Data entries:
start
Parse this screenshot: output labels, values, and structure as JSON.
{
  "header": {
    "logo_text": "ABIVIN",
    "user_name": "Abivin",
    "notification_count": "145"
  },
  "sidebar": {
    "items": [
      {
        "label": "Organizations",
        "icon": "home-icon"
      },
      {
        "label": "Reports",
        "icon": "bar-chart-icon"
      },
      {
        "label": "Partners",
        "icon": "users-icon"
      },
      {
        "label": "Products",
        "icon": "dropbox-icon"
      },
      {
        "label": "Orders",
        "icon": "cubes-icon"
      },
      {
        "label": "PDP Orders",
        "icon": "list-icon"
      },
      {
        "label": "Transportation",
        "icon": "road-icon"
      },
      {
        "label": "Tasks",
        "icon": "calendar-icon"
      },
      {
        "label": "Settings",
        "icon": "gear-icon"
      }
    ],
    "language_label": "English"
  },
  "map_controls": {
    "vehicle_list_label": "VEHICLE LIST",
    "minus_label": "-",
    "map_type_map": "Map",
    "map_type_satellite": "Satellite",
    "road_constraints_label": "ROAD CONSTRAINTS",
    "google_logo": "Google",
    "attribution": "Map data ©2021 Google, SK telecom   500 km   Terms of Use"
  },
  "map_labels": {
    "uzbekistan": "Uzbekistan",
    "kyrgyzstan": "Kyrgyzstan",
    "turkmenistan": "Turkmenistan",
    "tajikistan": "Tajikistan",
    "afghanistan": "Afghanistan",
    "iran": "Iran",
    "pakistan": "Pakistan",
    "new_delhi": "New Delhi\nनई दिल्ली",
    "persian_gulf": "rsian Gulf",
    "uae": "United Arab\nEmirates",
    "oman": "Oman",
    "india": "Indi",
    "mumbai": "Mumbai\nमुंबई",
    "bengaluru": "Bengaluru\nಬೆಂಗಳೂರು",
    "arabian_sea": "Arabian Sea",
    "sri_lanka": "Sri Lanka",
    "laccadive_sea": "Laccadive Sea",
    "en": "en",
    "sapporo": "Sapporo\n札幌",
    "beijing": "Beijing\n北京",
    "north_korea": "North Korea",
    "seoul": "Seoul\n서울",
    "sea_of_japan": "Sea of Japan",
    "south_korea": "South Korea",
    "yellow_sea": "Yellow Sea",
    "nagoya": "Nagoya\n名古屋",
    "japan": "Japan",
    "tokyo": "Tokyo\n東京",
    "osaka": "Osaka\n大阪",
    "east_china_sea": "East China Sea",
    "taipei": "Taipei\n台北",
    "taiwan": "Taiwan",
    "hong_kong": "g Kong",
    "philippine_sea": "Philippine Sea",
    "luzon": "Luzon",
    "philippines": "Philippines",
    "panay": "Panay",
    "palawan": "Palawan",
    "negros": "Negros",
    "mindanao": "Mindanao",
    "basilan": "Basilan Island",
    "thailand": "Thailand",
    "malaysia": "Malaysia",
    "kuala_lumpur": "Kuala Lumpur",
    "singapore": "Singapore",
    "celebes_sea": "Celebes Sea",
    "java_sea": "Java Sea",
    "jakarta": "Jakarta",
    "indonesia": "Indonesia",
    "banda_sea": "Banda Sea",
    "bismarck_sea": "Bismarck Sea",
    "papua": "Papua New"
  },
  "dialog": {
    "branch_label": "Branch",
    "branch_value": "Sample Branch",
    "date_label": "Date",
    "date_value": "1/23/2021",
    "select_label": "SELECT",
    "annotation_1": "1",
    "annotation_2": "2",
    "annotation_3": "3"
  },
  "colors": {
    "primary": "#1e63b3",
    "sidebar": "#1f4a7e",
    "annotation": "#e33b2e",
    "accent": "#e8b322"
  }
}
end
_Your goal_
Exactly reproduce all of the entries.

_Complete response_
Parse this screenshot: output labels, values, and structure as JSON.
{
  "header": {
    "logo_text": "ABIVIN",
    "user_name": "Abivin",
    "notification_count": "145"
  },
  "sidebar": {
    "items": [
      {
        "label": "Organizations",
        "icon": "home-icon"
      },
      {
        "label": "Reports",
        "icon": "bar-chart-icon"
      },
      {
        "label": "Partners",
        "icon": "users-icon"
      },
      {
        "label": "Products",
        "icon": "dropbox-icon"
      },
      {
        "label": "Orders",
        "icon": "cubes-icon"
      },
      {
        "label": "PDP Orders",
        "icon": "list-icon"
      },
      {
        "label": "Transportation",
        "icon": "road-icon"
      },
      {
        "label": "Tasks",
        "icon": "calendar-icon"
      },
      {
        "label": "Settings",
        "icon": "gear-icon"
      }
    ],
    "language_label": "English"
  },
  "map_controls": {
    "vehicle_list_label": "VEHICLE LIST",
    "minus_label": "-",
    "map_type_map": "Map",
    "map_type_satellite": "Satellite",
    "road_constraints_label": "ROAD CONSTRAINTS",
    "google_logo": "Google",
    "attribution": "Map data ©2021 Google, SK telecom   500 km   Terms of Use"
  },
  "map_labels": {
    "uzbekistan": "Uzbekistan",
    "kyrgyzstan": "Kyrgyzstan",
    "turkmenistan": "Turkmenistan",
    "tajikistan": "Tajikistan",
    "afghanistan": "Afghanistan",
    "iran": "Iran",
    "pakistan": "Pakistan",
    "new_delhi": "New Delhi\nनई दिल्ली",
    "persian_gulf": "rsian Gulf",
    "uae": "United Arab\nEmirates",
    "oman": "Oman",
    "india": "Indi",
    "mumbai": "Mumbai\nमुंबई",
    "bengaluru": "Bengaluru\nಬೆಂಗಳೂರು",
    "arabian_sea": "Arabian Sea",
    "sri_lanka": "Sri Lanka",
    "laccadive_sea": "Laccadive Sea",
    "en": "en",
    "sapporo": "Sapporo\n札幌",
    "beijing": "Beijing\n北京",
    "north_korea": "North Korea",
    "seoul": "Seoul\n서울",
    "sea_of_japan": "Sea of Japan",
    "south_korea": "South Korea",
    "yellow_sea": "Yellow Sea",
    "nagoya": "Nagoya\n名古屋",
    "japan": "Japan",
    "tokyo": "Tokyo\n東京",
    "osaka": "Osaka\n大阪",
    "east_china_sea": "East China Sea",
    "taipei": "Taipei\n台北",
    "taiwan": "Taiwan",
    "hong_kong": "g Kong",
    "philippine_sea": "Philippine Sea",
    "luzon": "Luzon",
    "philippines": "Philippines",
    "panay": "Panay",
    "palawan": "Palawan",
    "negros": "Negros",
    "mindanao": "Mindanao",
    "basilan": "Basilan Island",
    "thailand": "Thailand",
    "malaysia": "Malaysia",
    "kuala_lumpur": "Kuala Lumpur",
    "singapore": "Singapore",
    "celebes_sea": "Celebes Sea",
    "java_sea": "Java Sea",
    "jakarta": "Jakarta",
    "indonesia": "Indonesia",
    "banda_sea": "Banda Sea",
    "bismarck_sea": "Bismarck Sea",
    "papua": "Papua New"
  },
  "dialog": {
    "branch_label": "Branch",
    "branch_value": "Sample Branch",
    "date_label": "Date",
    "date_value": "1/23/2021",
    "select_label": "SELECT",
    "annotation_1": "1",
    "annotation_2": "2",
    "annotation_3": "3"
  },
  "colors": {
    "primary": "#1e63b3",
    "sidebar": "#1f4a7e",
    "annotation": "#e33b2e",
    "accent": "#e8b322"
  }
}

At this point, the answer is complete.